** start of Exercise materials **

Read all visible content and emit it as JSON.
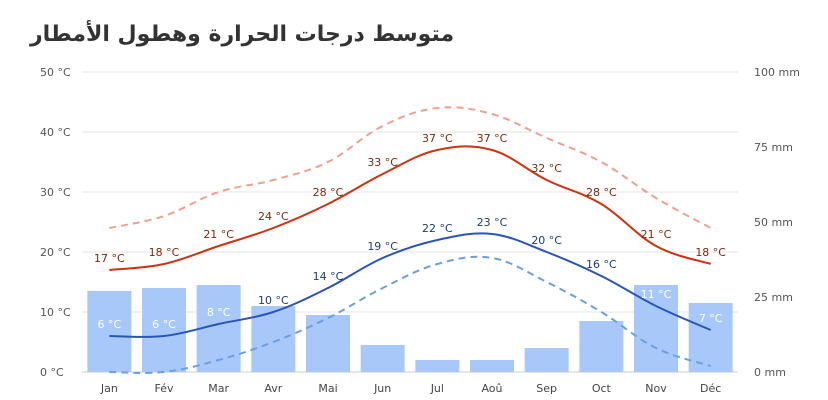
{
  "title": "متوسط درجات الحرارة وهطول الأمطار",
  "chart_data": {
    "type": "bar+line",
    "categories": [
      "Jan",
      "Fév",
      "Mar",
      "Avr",
      "Mai",
      "Jun",
      "Jul",
      "Aoû",
      "Sep",
      "Oct",
      "Nov",
      "Déc"
    ],
    "y_left": {
      "ticks": [
        "0 °C",
        "10 °C",
        "20 °C",
        "30 °C",
        "40 °C",
        "50 °C"
      ],
      "range": [
        0,
        50
      ],
      "unit": "°C"
    },
    "y_right": {
      "ticks": [
        "0 mm",
        "25 mm",
        "50 mm",
        "75 mm",
        "100 mm"
      ],
      "range": [
        0,
        100
      ],
      "unit": "mm"
    },
    "grid": true,
    "series": [
      {
        "kind": "bar",
        "axis": "right",
        "color": "#a9c8fa",
        "values": [
          27,
          28,
          29,
          22,
          19,
          9,
          4,
          4,
          8,
          17,
          29,
          23
        ]
      },
      {
        "kind": "line",
        "axis": "left",
        "color": "#cc3311",
        "dash": false,
        "labeled": true,
        "values": [
          17,
          18,
          21,
          24,
          28,
          33,
          37,
          37,
          32,
          28,
          21,
          18
        ]
      },
      {
        "kind": "line",
        "axis": "left",
        "color": "#2a55b5",
        "dash": false,
        "labeled": true,
        "values": [
          6,
          6,
          8,
          10,
          14,
          19,
          22,
          23,
          20,
          16,
          11,
          7
        ]
      },
      {
        "kind": "line",
        "axis": "left",
        "color": "#f0a090",
        "dash": true,
        "labeled": false,
        "values": [
          24,
          26,
          30,
          32,
          35,
          41,
          44,
          43,
          39,
          35,
          29,
          24
        ]
      },
      {
        "kind": "line",
        "axis": "left",
        "color": "#6aa0e0",
        "dash": true,
        "labeled": false,
        "values": [
          0,
          0,
          2,
          5,
          9,
          14,
          18,
          19,
          15,
          10,
          4,
          1
        ]
      }
    ],
    "label_unit": "°C"
  }
}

** end of Exercise materials **

**Task description:**
Give all the lines above again, character for character, without pictures.

**Output below:**
Read all visible content and emit it as JSON.
{
  "title": "متوسط درجات الحرارة وهطول الأمطار",
  "chart_data": {
    "type": "bar+line",
    "categories": [
      "Jan",
      "Fév",
      "Mar",
      "Avr",
      "Mai",
      "Jun",
      "Jul",
      "Aoû",
      "Sep",
      "Oct",
      "Nov",
      "Déc"
    ],
    "y_left": {
      "ticks": [
        "0 °C",
        "10 °C",
        "20 °C",
        "30 °C",
        "40 °C",
        "50 °C"
      ],
      "range": [
        0,
        50
      ],
      "unit": "°C"
    },
    "y_right": {
      "ticks": [
        "0 mm",
        "25 mm",
        "50 mm",
        "75 mm",
        "100 mm"
      ],
      "range": [
        0,
        100
      ],
      "unit": "mm"
    },
    "grid": true,
    "series": [
      {
        "kind": "bar",
        "axis": "right",
        "color": "#a9c8fa",
        "values": [
          27,
          28,
          29,
          22,
          19,
          9,
          4,
          4,
          8,
          17,
          29,
          23
        ]
      },
      {
        "kind": "line",
        "axis": "left",
        "color": "#cc3311",
        "dash": false,
        "labeled": true,
        "values": [
          17,
          18,
          21,
          24,
          28,
          33,
          37,
          37,
          32,
          28,
          21,
          18
        ]
      },
      {
        "kind": "line",
        "axis": "left",
        "color": "#2a55b5",
        "dash": false,
        "labeled": true,
        "values": [
          6,
          6,
          8,
          10,
          14,
          19,
          22,
          23,
          20,
          16,
          11,
          7
        ]
      },
      {
        "kind": "line",
        "axis": "left",
        "color": "#f0a090",
        "dash": true,
        "labeled": false,
        "values": [
          24,
          26,
          30,
          32,
          35,
          41,
          44,
          43,
          39,
          35,
          29,
          24
        ]
      },
      {
        "kind": "line",
        "axis": "left",
        "color": "#6aa0e0",
        "dash": true,
        "labeled": false,
        "values": [
          0,
          0,
          2,
          5,
          9,
          14,
          18,
          19,
          15,
          10,
          4,
          1
        ]
      }
    ],
    "label_unit": "°C"
  }
}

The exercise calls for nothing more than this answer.